# [Request]
Write out the data again exactly, skipping every picture.

[start]

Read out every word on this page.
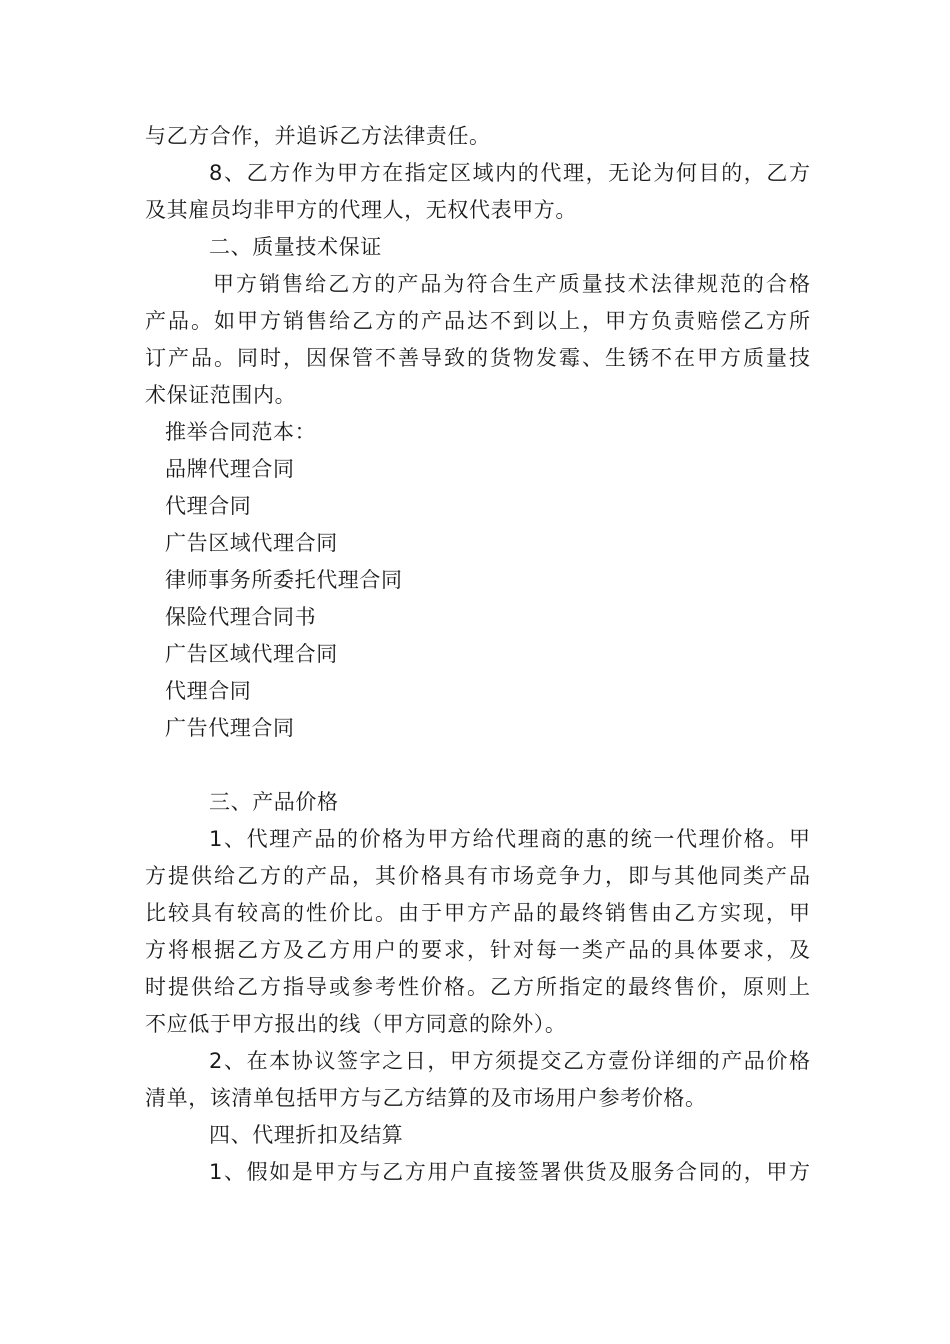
与乙方合作，并追诉乙方法律责任。
8、乙方作为甲方在指定区域内的代理，无论为何目的，乙方
及其雇员均非甲方的代理人，无权代表甲方。
二、质量技术保证
甲方销售给乙方的产品为符合生产质量技术法律规范的合格
产品。如甲方销售给乙方的产品达不到以上，甲方负责赔偿乙方所
订产品。同时，因保管不善导致的货物发霉、生锈不在甲方质量技
术保证范围内。
推举合同范本：
品牌代理合同
代理合同
广告区域代理合同
律师事务所委托代理合同
保险代理合同书
广告区域代理合同
代理合同
广告代理合同
三、产品价格
1、代理产品的价格为甲方给代理商的惠的统一代理价格。甲
方提供给乙方的产品，其价格具有市场竞争力，即与其他同类产品
比较具有较高的性价比。由于甲方产品的最终销售由乙方实现，甲
方将根据乙方及乙方用户的要求，针对每一类产品的具体要求，及
时提供给乙方指导或参考性价格。乙方所指定的最终售价，原则上
不应低于甲方报出的线（甲方同意的除外）。
2、在本协议签字之日，甲方须提交乙方壹份详细的产品价格
清单，该清单包括甲方与乙方结算的及市场用户参考价格。
四、代理折扣及结算
1、假如是甲方与乙方用户直接签署供货及服务合同的，甲方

[end]

# [Response]
Read out every word on this page.
与乙方合作，并追诉乙方法律责任。
8、乙方作为甲方在指定区域内的代理，无论为何目的，乙方
及其雇员均非甲方的代理人，无权代表甲方。
二、质量技术保证
甲方销售给乙方的产品为符合生产质量技术法律规范的合格
产品。如甲方销售给乙方的产品达不到以上，甲方负责赔偿乙方所
订产品。同时，因保管不善导致的货物发霉、生锈不在甲方质量技
术保证范围内。
推举合同范本：
品牌代理合同
代理合同
广告区域代理合同
律师事务所委托代理合同
保险代理合同书
广告区域代理合同
代理合同
广告代理合同
三、产品价格
1、代理产品的价格为甲方给代理商的惠的统一代理价格。甲
方提供给乙方的产品，其价格具有市场竞争力，即与其他同类产品
比较具有较高的性价比。由于甲方产品的最终销售由乙方实现，甲
方将根据乙方及乙方用户的要求，针对每一类产品的具体要求，及
时提供给乙方指导或参考性价格。乙方所指定的最终售价，原则上
不应低于甲方报出的线（甲方同意的除外）。
2、在本协议签字之日，甲方须提交乙方壹份详细的产品价格
清单，该清单包括甲方与乙方结算的及市场用户参考价格。
四、代理折扣及结算
1、假如是甲方与乙方用户直接签署供货及服务合同的，甲方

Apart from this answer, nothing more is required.